# [Aim]
Extract every line below that contains the word "title".

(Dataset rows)
====
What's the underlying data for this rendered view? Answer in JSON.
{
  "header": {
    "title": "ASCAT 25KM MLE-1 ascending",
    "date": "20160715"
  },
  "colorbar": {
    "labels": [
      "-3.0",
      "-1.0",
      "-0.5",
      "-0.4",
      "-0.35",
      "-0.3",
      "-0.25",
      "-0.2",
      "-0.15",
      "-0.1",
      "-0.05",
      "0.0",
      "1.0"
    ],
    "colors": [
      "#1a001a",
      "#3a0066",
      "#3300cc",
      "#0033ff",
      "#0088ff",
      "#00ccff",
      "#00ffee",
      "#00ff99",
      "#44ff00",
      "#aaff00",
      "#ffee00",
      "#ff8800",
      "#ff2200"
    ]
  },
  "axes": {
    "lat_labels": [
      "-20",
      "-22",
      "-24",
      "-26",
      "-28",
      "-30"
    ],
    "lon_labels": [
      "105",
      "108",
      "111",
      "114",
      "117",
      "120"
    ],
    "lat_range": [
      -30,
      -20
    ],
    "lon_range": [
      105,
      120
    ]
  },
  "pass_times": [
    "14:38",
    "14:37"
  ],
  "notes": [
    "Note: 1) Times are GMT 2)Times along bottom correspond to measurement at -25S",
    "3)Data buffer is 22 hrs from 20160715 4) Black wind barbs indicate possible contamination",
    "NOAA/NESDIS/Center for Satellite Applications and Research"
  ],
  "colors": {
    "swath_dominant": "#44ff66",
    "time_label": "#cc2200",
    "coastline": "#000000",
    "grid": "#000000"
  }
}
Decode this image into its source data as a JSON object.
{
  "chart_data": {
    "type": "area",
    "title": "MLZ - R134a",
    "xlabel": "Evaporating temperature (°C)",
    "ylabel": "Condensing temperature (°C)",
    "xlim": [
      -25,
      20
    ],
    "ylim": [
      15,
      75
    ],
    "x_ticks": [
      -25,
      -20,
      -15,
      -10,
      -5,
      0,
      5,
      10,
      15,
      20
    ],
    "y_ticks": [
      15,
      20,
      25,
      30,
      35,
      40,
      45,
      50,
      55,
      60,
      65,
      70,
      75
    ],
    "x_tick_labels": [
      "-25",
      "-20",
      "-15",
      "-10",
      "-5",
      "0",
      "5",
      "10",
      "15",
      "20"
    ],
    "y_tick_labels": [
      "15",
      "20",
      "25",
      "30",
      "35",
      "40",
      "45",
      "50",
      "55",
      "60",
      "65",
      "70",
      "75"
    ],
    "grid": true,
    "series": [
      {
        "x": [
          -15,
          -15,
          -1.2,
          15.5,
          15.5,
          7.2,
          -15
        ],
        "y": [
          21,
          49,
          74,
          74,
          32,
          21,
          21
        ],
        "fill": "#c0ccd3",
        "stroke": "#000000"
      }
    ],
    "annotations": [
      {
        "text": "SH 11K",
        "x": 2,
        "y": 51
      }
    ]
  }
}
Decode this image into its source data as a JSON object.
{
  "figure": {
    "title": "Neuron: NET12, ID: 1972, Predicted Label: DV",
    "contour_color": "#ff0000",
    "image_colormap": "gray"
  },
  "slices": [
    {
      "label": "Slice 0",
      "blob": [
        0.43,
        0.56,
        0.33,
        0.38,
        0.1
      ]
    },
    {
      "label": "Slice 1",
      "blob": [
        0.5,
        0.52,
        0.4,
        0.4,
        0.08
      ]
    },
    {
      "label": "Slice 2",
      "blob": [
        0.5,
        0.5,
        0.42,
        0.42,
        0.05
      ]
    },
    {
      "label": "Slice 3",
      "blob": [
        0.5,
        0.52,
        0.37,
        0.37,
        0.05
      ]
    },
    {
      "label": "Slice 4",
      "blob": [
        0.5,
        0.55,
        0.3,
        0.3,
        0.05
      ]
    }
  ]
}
====
# [Written reply]
    "title": "ASCAT 25KM MLE-1 ascending",
    "title": "MLZ - R134a",
    "title": "Neuron: NET12, ID: 1972, Predicted Label: DV",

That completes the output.